The request:
From the entries that follow, pick out all lines holding "risk".

Material for this task:

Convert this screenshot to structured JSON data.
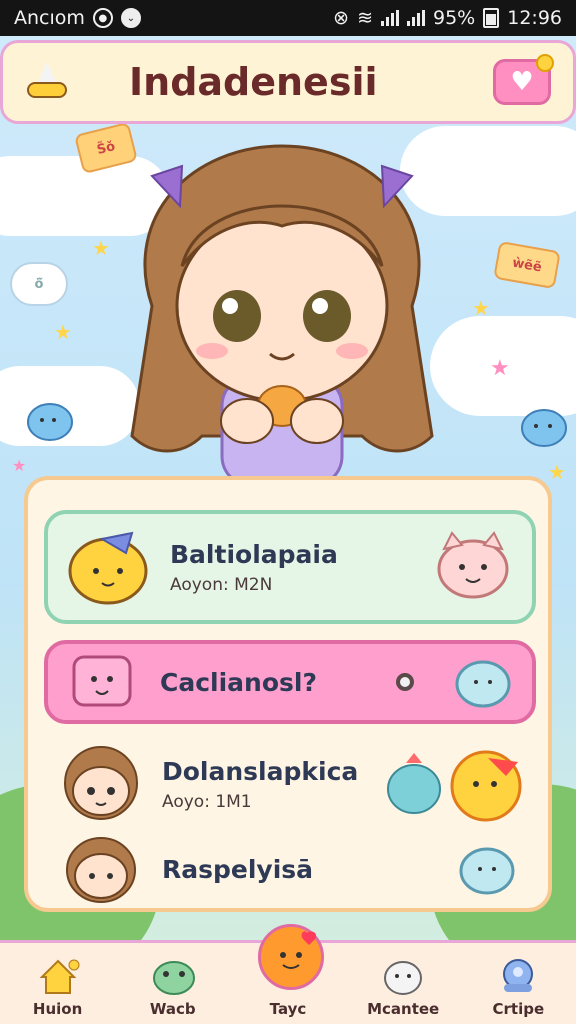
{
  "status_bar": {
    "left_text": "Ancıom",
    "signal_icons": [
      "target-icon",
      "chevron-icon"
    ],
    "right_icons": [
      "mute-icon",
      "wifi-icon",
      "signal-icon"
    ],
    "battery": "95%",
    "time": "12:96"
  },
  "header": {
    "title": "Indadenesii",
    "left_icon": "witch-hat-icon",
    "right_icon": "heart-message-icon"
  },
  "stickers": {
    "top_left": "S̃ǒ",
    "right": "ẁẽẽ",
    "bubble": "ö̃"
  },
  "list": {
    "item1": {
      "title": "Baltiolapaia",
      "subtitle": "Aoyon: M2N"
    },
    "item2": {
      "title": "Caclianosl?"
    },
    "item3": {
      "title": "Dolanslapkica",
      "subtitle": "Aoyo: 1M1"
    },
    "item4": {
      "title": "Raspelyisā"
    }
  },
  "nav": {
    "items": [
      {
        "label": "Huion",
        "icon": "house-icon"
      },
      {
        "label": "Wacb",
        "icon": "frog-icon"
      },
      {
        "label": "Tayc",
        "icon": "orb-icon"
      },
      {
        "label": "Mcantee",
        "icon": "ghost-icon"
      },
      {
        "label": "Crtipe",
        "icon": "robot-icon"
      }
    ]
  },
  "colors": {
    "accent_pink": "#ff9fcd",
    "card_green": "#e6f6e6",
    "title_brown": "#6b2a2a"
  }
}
* * *
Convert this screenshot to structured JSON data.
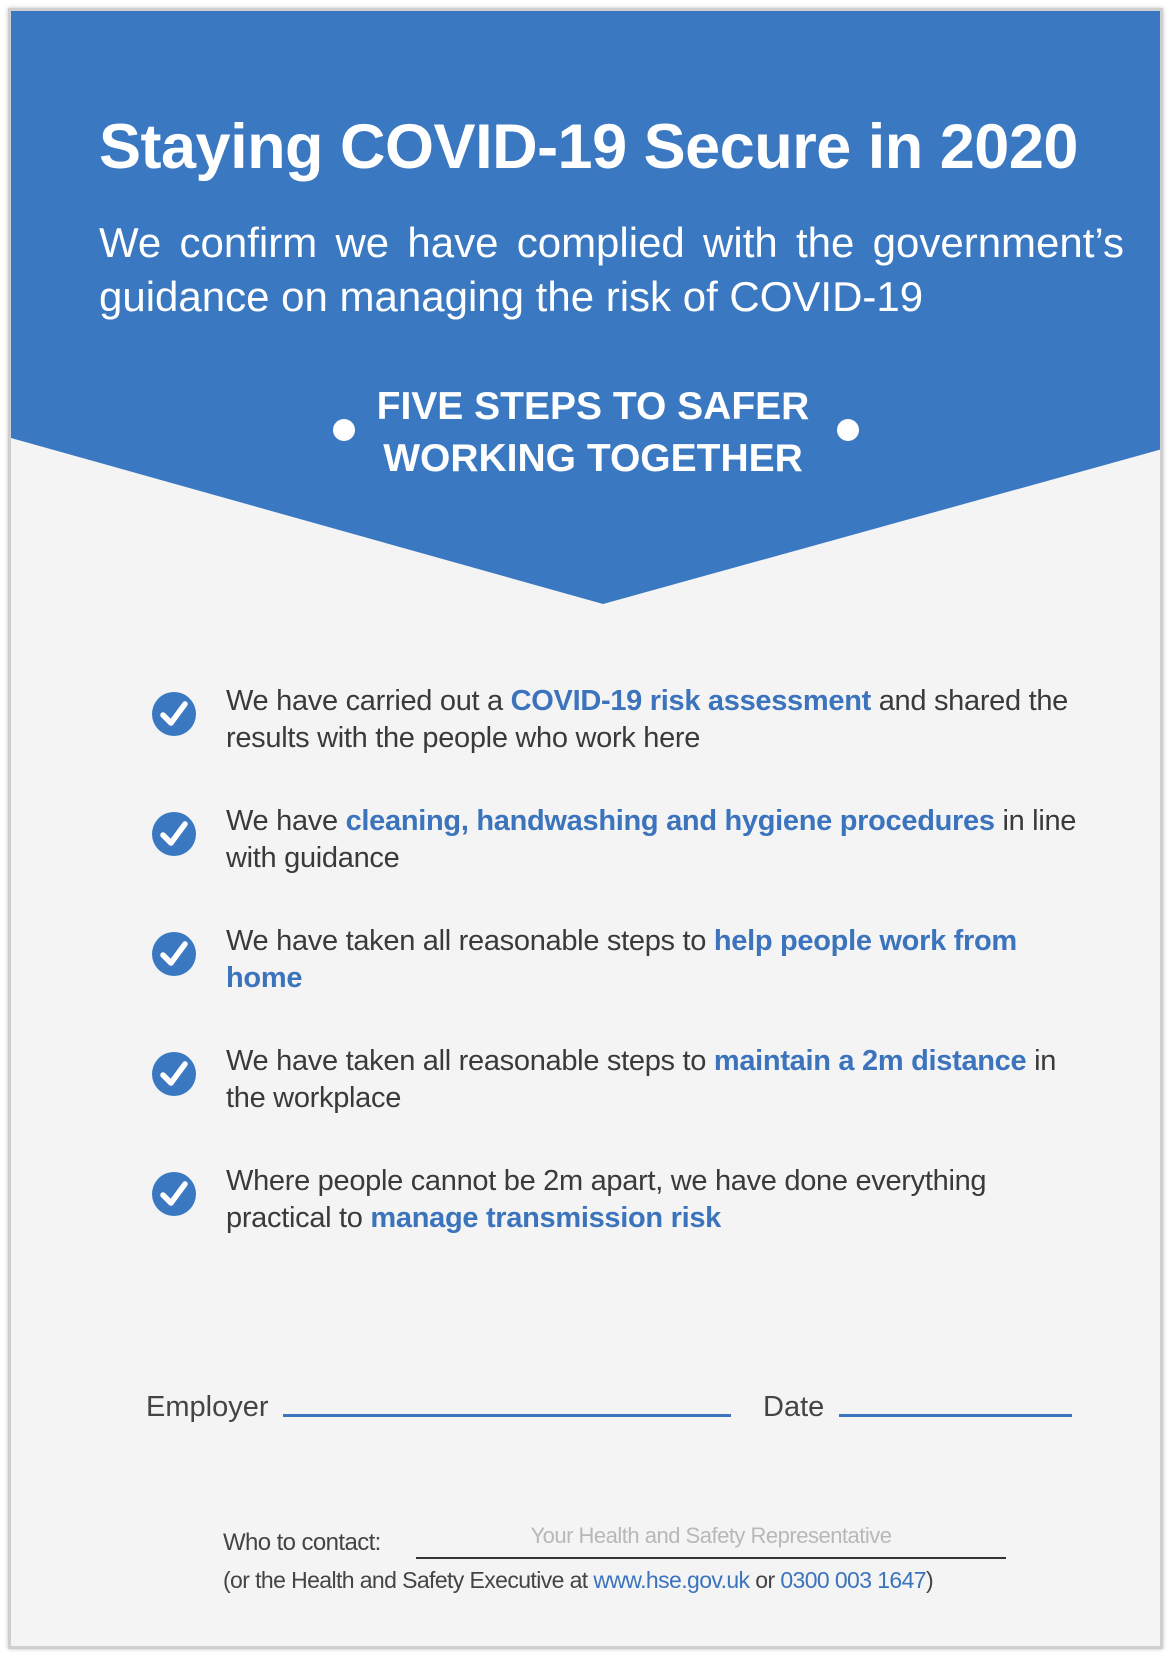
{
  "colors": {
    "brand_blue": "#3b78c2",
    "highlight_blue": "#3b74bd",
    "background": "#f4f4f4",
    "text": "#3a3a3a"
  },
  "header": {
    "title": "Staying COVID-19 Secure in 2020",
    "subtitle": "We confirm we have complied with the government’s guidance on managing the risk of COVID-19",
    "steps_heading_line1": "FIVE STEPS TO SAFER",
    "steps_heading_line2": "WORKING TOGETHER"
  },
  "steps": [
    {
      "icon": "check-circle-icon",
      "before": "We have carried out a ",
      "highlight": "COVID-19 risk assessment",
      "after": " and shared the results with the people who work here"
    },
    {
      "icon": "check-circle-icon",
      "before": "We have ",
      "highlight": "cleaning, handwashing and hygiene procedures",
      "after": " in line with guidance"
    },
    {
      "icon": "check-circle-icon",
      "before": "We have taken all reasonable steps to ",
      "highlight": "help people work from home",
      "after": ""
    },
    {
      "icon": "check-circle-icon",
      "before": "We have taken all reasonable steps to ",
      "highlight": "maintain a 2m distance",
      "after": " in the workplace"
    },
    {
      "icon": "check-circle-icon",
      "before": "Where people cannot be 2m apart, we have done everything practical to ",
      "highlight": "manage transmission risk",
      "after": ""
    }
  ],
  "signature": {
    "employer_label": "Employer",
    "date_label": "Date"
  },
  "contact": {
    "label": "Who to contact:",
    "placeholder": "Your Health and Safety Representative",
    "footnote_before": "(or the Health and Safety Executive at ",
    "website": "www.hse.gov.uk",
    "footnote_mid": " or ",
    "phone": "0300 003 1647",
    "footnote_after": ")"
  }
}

Response below:
    "subtitle": "We confirm we have complied with the government’s guidance on managing the risk of COVID-19",
      "highlight": "COVID-19 risk assessment",
      "highlight": "manage transmission risk",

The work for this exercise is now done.